### EXERCISE DIRECTIONS
Extract every line that contains the string "suam".

___ PROVIDED DATA

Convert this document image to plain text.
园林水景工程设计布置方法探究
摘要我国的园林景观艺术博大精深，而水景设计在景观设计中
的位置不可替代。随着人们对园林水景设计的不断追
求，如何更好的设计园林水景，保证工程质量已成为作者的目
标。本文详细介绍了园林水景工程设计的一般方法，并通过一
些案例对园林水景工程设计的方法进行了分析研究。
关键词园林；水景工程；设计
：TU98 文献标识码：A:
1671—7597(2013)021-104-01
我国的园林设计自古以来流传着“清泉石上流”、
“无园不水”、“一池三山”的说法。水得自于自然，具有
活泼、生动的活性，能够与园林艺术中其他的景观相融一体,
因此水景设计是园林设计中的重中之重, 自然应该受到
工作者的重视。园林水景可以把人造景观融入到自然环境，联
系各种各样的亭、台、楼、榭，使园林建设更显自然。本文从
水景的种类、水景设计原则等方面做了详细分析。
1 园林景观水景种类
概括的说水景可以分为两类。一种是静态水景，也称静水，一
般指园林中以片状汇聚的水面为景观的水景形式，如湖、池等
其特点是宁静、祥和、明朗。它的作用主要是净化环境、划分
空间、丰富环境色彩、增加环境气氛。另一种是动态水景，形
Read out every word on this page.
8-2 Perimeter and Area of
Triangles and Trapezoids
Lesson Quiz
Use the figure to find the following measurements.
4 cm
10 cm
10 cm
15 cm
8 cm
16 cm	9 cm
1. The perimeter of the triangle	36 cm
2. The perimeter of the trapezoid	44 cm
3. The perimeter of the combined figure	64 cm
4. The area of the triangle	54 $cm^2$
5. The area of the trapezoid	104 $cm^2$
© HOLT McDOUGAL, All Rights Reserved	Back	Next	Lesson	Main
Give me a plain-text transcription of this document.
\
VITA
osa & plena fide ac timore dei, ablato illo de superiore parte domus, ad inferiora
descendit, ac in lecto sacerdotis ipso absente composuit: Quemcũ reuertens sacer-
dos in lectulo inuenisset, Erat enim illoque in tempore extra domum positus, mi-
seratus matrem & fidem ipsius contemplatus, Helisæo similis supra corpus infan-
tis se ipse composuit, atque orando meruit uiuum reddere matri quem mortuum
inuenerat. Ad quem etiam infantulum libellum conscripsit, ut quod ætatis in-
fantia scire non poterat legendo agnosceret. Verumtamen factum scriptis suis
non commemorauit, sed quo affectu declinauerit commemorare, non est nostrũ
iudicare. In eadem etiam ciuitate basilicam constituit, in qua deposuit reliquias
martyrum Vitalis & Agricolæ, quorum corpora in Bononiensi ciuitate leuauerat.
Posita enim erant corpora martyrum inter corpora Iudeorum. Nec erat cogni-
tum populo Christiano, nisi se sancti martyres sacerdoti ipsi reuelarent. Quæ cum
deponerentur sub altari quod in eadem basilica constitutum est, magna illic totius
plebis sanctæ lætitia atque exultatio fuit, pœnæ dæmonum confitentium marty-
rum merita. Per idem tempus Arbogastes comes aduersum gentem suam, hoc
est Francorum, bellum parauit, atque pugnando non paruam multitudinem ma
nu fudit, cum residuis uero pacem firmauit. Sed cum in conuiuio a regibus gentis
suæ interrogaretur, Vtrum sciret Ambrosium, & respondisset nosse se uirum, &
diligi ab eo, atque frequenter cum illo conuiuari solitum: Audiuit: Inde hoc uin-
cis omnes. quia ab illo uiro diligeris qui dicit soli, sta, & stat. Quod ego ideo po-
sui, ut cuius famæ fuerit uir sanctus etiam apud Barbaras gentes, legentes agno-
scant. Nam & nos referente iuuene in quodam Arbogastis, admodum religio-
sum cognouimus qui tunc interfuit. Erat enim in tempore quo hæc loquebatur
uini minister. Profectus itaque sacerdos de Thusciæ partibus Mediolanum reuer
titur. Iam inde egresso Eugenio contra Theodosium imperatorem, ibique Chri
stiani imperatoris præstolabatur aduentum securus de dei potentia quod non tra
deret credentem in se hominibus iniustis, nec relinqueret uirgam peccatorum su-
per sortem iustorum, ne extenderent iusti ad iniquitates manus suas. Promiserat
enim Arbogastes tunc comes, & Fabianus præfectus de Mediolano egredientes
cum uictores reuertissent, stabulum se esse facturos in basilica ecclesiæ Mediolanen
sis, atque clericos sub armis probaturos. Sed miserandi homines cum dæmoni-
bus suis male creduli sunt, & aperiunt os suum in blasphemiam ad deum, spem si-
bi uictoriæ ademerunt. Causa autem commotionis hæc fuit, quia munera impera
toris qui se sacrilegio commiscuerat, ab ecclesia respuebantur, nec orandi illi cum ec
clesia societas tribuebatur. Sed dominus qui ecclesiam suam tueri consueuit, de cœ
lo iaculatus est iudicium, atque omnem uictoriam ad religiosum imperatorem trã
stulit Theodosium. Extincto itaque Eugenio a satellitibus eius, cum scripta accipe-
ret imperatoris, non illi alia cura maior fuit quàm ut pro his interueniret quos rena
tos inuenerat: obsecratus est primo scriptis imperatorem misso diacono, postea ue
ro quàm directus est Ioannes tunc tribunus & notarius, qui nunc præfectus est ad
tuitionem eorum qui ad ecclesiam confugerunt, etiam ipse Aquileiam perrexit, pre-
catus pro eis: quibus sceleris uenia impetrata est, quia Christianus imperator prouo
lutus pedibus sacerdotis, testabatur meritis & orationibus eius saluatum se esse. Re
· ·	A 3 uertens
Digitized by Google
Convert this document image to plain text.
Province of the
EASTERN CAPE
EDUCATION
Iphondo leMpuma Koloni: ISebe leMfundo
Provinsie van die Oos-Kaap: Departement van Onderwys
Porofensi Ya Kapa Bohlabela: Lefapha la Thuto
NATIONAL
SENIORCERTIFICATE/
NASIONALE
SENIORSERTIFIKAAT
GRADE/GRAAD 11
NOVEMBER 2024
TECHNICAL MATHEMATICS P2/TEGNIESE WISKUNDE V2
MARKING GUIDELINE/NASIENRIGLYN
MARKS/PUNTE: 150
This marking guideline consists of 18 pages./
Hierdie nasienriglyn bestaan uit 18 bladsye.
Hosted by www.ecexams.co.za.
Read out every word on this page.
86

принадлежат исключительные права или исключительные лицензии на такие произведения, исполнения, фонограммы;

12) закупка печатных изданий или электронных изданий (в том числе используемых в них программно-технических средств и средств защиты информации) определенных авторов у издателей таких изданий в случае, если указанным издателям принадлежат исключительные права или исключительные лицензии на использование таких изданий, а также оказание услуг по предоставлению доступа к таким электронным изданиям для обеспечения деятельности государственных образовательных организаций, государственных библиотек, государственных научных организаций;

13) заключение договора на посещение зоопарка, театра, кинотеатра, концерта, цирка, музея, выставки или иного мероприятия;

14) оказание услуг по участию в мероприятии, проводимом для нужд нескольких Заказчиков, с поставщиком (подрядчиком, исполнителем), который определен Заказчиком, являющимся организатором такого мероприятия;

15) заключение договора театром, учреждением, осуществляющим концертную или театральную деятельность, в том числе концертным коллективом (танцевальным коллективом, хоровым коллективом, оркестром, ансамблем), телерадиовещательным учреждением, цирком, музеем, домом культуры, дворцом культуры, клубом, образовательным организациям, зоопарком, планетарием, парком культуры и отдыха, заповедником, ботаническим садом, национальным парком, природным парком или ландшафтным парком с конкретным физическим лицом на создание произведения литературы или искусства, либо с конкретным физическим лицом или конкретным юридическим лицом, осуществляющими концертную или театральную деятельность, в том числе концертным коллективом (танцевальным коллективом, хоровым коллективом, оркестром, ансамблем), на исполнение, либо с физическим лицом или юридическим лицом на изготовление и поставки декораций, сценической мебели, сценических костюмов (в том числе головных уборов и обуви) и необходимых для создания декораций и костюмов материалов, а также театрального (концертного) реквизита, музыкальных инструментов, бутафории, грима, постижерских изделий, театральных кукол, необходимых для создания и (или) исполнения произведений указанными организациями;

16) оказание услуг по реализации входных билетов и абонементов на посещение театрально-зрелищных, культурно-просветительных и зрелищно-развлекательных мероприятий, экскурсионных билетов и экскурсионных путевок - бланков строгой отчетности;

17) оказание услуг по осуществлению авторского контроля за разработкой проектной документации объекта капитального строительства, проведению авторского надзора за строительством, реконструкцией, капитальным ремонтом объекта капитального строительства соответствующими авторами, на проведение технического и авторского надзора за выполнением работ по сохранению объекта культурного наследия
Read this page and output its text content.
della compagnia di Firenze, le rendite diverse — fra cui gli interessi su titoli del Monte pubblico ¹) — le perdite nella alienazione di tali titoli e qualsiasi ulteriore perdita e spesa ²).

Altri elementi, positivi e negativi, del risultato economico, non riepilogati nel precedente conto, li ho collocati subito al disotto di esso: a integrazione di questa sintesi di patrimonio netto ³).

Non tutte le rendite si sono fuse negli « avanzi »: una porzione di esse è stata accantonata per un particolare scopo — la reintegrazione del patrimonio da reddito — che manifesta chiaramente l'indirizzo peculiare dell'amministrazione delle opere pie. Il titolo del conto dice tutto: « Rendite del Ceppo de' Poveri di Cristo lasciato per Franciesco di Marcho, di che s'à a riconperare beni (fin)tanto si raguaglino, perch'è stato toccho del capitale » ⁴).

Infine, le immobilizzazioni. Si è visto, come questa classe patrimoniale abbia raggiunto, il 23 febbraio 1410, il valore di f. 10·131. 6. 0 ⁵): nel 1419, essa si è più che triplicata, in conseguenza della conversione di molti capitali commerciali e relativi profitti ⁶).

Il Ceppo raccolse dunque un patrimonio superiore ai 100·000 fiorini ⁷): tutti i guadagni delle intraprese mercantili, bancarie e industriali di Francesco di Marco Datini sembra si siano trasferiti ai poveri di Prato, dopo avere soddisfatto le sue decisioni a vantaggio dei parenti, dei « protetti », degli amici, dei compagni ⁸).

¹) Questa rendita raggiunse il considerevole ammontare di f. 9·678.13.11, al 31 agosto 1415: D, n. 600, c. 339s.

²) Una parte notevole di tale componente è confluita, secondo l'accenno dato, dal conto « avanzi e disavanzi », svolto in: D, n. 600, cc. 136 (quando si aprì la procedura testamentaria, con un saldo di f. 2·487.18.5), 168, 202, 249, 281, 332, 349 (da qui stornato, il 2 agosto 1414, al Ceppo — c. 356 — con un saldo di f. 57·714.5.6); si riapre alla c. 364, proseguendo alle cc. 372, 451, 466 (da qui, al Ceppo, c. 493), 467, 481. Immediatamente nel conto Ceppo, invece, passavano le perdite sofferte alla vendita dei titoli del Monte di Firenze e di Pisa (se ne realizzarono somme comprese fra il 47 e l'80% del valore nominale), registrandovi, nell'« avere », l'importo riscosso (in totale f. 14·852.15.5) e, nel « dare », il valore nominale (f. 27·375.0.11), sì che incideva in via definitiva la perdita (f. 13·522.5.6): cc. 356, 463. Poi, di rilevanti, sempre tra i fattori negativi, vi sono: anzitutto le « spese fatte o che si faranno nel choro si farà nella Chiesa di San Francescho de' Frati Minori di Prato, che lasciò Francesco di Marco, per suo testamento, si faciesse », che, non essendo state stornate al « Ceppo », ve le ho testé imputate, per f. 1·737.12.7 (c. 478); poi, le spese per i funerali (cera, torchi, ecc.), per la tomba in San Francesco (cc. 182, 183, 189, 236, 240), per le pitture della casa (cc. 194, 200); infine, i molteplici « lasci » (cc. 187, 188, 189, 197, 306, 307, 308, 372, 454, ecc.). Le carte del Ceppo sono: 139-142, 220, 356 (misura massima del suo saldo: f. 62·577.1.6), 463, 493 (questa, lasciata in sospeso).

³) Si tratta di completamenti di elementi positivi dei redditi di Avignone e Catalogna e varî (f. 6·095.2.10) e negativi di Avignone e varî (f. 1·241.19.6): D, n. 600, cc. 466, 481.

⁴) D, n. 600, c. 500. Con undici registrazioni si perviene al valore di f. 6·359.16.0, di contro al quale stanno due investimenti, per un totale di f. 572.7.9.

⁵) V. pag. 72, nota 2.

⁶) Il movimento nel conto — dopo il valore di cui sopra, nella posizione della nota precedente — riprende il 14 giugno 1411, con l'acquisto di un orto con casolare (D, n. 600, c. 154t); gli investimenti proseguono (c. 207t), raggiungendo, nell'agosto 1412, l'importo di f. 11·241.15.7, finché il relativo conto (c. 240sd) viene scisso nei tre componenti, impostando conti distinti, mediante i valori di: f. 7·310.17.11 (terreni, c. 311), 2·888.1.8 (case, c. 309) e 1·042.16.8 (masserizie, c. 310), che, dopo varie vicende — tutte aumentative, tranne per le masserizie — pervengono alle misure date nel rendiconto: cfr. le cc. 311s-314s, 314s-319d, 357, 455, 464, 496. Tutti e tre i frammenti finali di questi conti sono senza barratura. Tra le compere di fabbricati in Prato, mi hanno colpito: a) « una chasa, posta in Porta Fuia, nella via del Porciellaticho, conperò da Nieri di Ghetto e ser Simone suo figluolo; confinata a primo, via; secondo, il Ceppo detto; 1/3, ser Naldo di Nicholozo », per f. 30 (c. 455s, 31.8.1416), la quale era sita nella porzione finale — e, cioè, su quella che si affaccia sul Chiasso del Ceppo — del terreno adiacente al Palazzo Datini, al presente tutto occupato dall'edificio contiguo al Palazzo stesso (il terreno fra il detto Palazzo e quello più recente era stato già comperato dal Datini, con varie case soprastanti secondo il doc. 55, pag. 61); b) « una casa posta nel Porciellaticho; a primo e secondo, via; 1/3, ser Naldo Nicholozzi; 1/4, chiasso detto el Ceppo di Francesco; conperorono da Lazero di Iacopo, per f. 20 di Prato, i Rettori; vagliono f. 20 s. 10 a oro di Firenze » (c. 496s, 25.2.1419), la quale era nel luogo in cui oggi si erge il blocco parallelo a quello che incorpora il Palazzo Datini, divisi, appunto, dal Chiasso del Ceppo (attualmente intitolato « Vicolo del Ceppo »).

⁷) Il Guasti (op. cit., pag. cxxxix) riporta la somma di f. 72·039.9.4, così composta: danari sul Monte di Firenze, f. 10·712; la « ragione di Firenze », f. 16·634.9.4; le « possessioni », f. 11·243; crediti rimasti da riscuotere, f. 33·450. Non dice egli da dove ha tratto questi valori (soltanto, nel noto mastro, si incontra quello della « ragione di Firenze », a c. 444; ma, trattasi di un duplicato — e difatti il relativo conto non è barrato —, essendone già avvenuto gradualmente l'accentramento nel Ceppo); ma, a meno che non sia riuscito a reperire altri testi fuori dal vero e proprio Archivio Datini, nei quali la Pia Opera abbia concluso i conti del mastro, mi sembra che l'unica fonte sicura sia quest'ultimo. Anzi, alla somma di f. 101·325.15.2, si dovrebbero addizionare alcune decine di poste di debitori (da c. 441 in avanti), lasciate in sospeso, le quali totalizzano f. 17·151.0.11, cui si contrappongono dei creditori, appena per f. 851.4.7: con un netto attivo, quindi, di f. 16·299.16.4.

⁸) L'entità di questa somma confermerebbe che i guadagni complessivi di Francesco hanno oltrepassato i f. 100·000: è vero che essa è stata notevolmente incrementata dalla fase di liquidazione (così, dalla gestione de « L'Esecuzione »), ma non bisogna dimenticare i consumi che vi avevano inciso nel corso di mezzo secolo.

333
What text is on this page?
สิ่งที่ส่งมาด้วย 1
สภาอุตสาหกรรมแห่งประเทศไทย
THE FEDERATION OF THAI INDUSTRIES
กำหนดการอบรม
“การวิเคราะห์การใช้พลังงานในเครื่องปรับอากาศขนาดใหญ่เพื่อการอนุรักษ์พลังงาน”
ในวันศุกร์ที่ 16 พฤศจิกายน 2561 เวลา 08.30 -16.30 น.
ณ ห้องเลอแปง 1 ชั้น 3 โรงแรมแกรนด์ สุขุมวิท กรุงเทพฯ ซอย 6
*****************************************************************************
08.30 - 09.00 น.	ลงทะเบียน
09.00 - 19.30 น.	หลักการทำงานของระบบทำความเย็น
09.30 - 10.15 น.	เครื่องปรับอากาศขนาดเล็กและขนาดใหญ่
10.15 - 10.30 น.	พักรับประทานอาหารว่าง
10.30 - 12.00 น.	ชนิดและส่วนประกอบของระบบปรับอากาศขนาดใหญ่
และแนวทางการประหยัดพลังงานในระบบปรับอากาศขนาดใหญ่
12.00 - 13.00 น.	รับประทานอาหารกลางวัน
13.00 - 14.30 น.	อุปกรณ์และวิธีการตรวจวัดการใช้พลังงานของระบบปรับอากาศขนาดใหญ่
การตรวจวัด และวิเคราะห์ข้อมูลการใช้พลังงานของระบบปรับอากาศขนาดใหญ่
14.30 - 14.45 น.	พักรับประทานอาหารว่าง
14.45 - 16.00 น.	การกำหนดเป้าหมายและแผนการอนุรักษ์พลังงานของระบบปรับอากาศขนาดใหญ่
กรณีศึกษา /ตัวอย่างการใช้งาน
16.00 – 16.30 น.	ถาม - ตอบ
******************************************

______

### ANSWER TO THE EXERCISE
rum merita. Per idem tempus Arbogastes comes aduersum gentem suam, hoc
clesia societas tribuebatur. Sed dominus qui ecclesiam suam tueri consueuit, de cœ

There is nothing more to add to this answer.